▶ [Records about charts and figures]

::::

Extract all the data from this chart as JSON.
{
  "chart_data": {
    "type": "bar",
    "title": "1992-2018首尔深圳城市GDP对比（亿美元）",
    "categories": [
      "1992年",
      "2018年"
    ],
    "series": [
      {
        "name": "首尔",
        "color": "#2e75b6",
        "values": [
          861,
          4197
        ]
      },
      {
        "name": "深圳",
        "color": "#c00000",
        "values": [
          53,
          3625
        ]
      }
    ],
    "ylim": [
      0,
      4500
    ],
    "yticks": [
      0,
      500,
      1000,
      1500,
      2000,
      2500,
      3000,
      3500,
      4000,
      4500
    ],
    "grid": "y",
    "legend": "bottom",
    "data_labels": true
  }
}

::::

▶ [Your instructions]
Transcribe all the entries, keeping each one exactly as it is.

▶ [Exercise answer]
Extract all the data from this chart as JSON.
{
  "chart_data": {
    "type": "bar",
    "title": "1992-2018首尔深圳城市GDP对比（亿美元）",
    "categories": [
      "1992年",
      "2018年"
    ],
    "series": [
      {
        "name": "首尔",
        "color": "#2e75b6",
        "values": [
          861,
          4197
        ]
      },
      {
        "name": "深圳",
        "color": "#c00000",
        "values": [
          53,
          3625
        ]
      }
    ],
    "ylim": [
      0,
      4500
    ],
    "yticks": [
      0,
      500,
      1000,
      1500,
      2000,
      2500,
      3000,
      3500,
      4000,
      4500
    ],
    "grid": "y",
    "legend": "bottom",
    "data_labels": true
  }
}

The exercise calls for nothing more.